Exercise instructions ->
Give the records back in full, exactly as they read.

Dataset entries ->
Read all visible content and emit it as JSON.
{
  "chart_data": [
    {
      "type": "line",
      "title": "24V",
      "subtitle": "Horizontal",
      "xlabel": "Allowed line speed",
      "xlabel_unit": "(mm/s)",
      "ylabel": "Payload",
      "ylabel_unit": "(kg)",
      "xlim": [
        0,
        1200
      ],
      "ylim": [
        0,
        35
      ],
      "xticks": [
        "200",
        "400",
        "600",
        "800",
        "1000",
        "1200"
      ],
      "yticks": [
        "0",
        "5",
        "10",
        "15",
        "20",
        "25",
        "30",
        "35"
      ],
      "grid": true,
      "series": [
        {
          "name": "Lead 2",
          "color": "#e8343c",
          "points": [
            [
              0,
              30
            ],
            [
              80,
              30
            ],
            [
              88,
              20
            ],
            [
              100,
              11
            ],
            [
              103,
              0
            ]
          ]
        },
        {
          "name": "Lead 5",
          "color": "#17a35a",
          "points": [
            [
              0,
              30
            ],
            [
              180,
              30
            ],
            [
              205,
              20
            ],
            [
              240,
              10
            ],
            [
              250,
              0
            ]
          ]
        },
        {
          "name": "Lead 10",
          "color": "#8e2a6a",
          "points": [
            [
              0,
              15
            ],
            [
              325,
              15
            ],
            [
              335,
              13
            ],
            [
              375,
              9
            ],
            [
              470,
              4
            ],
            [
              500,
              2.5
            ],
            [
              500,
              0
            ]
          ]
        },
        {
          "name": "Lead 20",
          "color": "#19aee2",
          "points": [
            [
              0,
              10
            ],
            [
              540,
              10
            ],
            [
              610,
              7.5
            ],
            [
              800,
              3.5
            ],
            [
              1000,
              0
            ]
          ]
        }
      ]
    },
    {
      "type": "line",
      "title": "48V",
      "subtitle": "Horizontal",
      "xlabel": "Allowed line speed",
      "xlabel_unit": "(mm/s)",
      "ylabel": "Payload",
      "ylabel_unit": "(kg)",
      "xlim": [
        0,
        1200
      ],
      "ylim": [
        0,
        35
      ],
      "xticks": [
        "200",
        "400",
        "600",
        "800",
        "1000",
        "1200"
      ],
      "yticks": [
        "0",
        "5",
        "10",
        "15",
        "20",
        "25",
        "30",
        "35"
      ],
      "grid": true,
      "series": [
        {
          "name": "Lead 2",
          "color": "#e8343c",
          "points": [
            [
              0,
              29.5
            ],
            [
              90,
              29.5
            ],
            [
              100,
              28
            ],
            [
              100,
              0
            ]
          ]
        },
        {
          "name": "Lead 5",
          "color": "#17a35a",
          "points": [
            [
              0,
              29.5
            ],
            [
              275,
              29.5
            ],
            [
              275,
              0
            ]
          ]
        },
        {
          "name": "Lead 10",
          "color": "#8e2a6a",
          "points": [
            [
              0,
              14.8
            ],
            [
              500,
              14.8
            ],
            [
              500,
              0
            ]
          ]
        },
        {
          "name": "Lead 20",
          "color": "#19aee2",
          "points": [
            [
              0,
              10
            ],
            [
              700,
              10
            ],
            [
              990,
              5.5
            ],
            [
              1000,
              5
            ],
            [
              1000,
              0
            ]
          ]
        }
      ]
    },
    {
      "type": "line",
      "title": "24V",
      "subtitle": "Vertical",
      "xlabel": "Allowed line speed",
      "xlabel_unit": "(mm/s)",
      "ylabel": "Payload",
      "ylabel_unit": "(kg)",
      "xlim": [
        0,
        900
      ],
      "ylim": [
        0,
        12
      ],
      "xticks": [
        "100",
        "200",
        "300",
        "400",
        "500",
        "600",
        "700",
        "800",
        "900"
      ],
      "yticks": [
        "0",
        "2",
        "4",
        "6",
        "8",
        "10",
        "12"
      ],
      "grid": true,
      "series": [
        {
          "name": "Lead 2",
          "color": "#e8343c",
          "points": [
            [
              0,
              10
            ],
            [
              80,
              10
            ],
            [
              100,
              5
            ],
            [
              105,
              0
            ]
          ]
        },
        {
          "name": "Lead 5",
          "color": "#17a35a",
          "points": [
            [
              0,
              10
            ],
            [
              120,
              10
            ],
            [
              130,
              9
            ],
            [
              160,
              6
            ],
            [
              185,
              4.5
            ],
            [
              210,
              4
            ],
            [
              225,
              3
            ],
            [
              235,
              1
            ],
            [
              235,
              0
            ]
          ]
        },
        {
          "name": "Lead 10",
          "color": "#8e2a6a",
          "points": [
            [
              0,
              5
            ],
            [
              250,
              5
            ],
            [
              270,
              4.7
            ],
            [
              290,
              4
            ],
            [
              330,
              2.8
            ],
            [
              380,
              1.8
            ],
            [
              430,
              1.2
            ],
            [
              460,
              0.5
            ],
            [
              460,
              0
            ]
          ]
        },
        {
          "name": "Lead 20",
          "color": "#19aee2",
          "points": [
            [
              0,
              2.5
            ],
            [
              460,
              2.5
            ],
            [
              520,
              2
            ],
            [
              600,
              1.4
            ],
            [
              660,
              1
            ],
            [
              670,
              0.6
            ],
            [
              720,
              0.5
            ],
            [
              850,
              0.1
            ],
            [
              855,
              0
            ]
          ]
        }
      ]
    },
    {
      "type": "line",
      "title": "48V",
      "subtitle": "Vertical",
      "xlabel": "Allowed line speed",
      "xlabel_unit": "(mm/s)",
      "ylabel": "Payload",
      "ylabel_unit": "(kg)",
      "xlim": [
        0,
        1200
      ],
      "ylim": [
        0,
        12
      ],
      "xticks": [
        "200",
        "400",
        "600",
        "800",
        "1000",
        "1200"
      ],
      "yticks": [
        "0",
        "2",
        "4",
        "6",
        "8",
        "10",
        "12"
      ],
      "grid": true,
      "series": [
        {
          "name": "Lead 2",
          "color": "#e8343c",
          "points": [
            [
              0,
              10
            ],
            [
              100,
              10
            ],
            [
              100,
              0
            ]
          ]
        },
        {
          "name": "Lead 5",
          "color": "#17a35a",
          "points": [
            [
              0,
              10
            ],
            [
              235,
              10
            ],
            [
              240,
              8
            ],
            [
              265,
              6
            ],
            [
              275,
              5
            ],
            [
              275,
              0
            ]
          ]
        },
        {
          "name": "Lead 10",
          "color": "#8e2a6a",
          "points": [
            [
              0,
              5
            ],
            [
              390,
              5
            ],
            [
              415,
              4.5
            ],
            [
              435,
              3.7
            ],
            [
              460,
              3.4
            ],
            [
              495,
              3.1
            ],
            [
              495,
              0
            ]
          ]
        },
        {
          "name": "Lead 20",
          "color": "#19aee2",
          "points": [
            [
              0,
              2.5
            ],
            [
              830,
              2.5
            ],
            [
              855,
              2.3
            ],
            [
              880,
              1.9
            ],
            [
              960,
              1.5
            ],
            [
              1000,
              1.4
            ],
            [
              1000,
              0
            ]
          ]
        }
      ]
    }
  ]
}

Correct result ->
Read all visible content and emit it as JSON.
{
  "chart_data": [
    {
      "type": "line",
      "title": "24V",
      "subtitle": "Horizontal",
      "xlabel": "Allowed line speed",
      "xlabel_unit": "(mm/s)",
      "ylabel": "Payload",
      "ylabel_unit": "(kg)",
      "xlim": [
        0,
        1200
      ],
      "ylim": [
        0,
        35
      ],
      "xticks": [
        "200",
        "400",
        "600",
        "800",
        "1000",
        "1200"
      ],
      "yticks": [
        "0",
        "5",
        "10",
        "15",
        "20",
        "25",
        "30",
        "35"
      ],
      "grid": true,
      "series": [
        {
          "name": "Lead 2",
          "color": "#e8343c",
          "points": [
            [
              0,
              30
            ],
            [
              80,
              30
            ],
            [
              88,
              20
            ],
            [
              100,
              11
            ],
            [
              103,
              0
            ]
          ]
        },
        {
          "name": "Lead 5",
          "color": "#17a35a",
          "points": [
            [
              0,
              30
            ],
            [
              180,
              30
            ],
            [
              205,
              20
            ],
            [
              240,
              10
            ],
            [
              250,
              0
            ]
          ]
        },
        {
          "name": "Lead 10",
          "color": "#8e2a6a",
          "points": [
            [
              0,
              15
            ],
            [
              325,
              15
            ],
            [
              335,
              13
            ],
            [
              375,
              9
            ],
            [
              470,
              4
            ],
            [
              500,
              2.5
            ],
            [
              500,
              0
            ]
          ]
        },
        {
          "name": "Lead 20",
          "color": "#19aee2",
          "points": [
            [
              0,
              10
            ],
            [
              540,
              10
            ],
            [
              610,
              7.5
            ],
            [
              800,
              3.5
            ],
            [
              1000,
              0
            ]
          ]
        }
      ]
    },
    {
      "type": "line",
      "title": "48V",
      "subtitle": "Horizontal",
      "xlabel": "Allowed line speed",
      "xlabel_unit": "(mm/s)",
      "ylabel": "Payload",
      "ylabel_unit": "(kg)",
      "xlim": [
        0,
        1200
      ],
      "ylim": [
        0,
        35
      ],
      "xticks": [
        "200",
        "400",
        "600",
        "800",
        "1000",
        "1200"
      ],
      "yticks": [
        "0",
        "5",
        "10",
        "15",
        "20",
        "25",
        "30",
        "35"
      ],
      "grid": true,
      "series": [
        {
          "name": "Lead 2",
          "color": "#e8343c",
          "points": [
            [
              0,
              29.5
            ],
            [
              90,
              29.5
            ],
            [
              100,
              28
            ],
            [
              100,
              0
            ]
          ]
        },
        {
          "name": "Lead 5",
          "color": "#17a35a",
          "points": [
            [
              0,
              29.5
            ],
            [
              275,
              29.5
            ],
            [
              275,
              0
            ]
          ]
        },
        {
          "name": "Lead 10",
          "color": "#8e2a6a",
          "points": [
            [
              0,
              14.8
            ],
            [
              500,
              14.8
            ],
            [
              500,
              0
            ]
          ]
        },
        {
          "name": "Lead 20",
          "color": "#19aee2",
          "points": [
            [
              0,
              10
            ],
            [
              700,
              10
            ],
            [
              990,
              5.5
            ],
            [
              1000,
              5
            ],
            [
              1000,
              0
            ]
          ]
        }
      ]
    },
    {
      "type": "line",
      "title": "24V",
      "subtitle": "Vertical",
      "xlabel": "Allowed line speed",
      "xlabel_unit": "(mm/s)",
      "ylabel": "Payload",
      "ylabel_unit": "(kg)",
      "xlim": [
        0,
        900
      ],
      "ylim": [
        0,
        12
      ],
      "xticks": [
        "100",
        "200",
        "300",
        "400",
        "500",
        "600",
        "700",
        "800",
        "900"
      ],
      "yticks": [
        "0",
        "2",
        "4",
        "6",
        "8",
        "10",
        "12"
      ],
      "grid": true,
      "series": [
        {
          "name": "Lead 2",
          "color": "#e8343c",
          "points": [
            [
              0,
              10
            ],
            [
              80,
              10
            ],
            [
              100,
              5
            ],
            [
              105,
              0
            ]
          ]
        },
        {
          "name": "Lead 5",
          "color": "#17a35a",
          "points": [
            [
              0,
              10
            ],
            [
              120,
              10
            ],
            [
              130,
              9
            ],
            [
              160,
              6
            ],
            [
              185,
              4.5
            ],
            [
              210,
              4
            ],
            [
              225,
              3
            ],
            [
              235,
              1
            ],
            [
              235,
              0
            ]
          ]
        },
        {
          "name": "Lead 10",
          "color": "#8e2a6a",
          "points": [
            [
              0,
              5
            ],
            [
              250,
              5
            ],
            [
              270,
              4.7
            ],
            [
              290,
              4
            ],
            [
              330,
              2.8
            ],
            [
              380,
              1.8
            ],
            [
              430,
              1.2
            ],
            [
              460,
              0.5
            ],
            [
              460,
              0
            ]
          ]
        },
        {
          "name": "Lead 20",
          "color": "#19aee2",
          "points": [
            [
              0,
              2.5
            ],
            [
              460,
              2.5
            ],
            [
              520,
              2
            ],
            [
              600,
              1.4
            ],
            [
              660,
              1
            ],
            [
              670,
              0.6
            ],
            [
              720,
              0.5
            ],
            [
              850,
              0.1
            ],
            [
              855,
              0
            ]
          ]
        }
      ]
    },
    {
      "type": "line",
      "title": "48V",
      "subtitle": "Vertical",
      "xlabel": "Allowed line speed",
      "xlabel_unit": "(mm/s)",
      "ylabel": "Payload",
      "ylabel_unit": "(kg)",
      "xlim": [
        0,
        1200
      ],
      "ylim": [
        0,
        12
      ],
      "xticks": [
        "200",
        "400",
        "600",
        "800",
        "1000",
        "1200"
      ],
      "yticks": [
        "0",
        "2",
        "4",
        "6",
        "8",
        "10",
        "12"
      ],
      "grid": true,
      "series": [
        {
          "name": "Lead 2",
          "color": "#e8343c",
          "points": [
            [
              0,
              10
            ],
            [
              100,
              10
            ],
            [
              100,
              0
            ]
          ]
        },
        {
          "name": "Lead 5",
          "color": "#17a35a",
          "points": [
            [
              0,
              10
            ],
            [
              235,
              10
            ],
            [
              240,
              8
            ],
            [
              265,
              6
            ],
            [
              275,
              5
            ],
            [
              275,
              0
            ]
          ]
        },
        {
          "name": "Lead 10",
          "color": "#8e2a6a",
          "points": [
            [
              0,
              5
            ],
            [
              390,
              5
            ],
            [
              415,
              4.5
            ],
            [
              435,
              3.7
            ],
            [
              460,
              3.4
            ],
            [
              495,
              3.1
            ],
            [
              495,
              0
            ]
          ]
        },
        {
          "name": "Lead 20",
          "color": "#19aee2",
          "points": [
            [
              0,
              2.5
            ],
            [
              830,
              2.5
            ],
            [
              855,
              2.3
            ],
            [
              880,
              1.9
            ],
            [
              960,
              1.5
            ],
            [
              1000,
              1.4
            ],
            [
              1000,
              0
            ]
          ]
        }
      ]
    }
  ]
}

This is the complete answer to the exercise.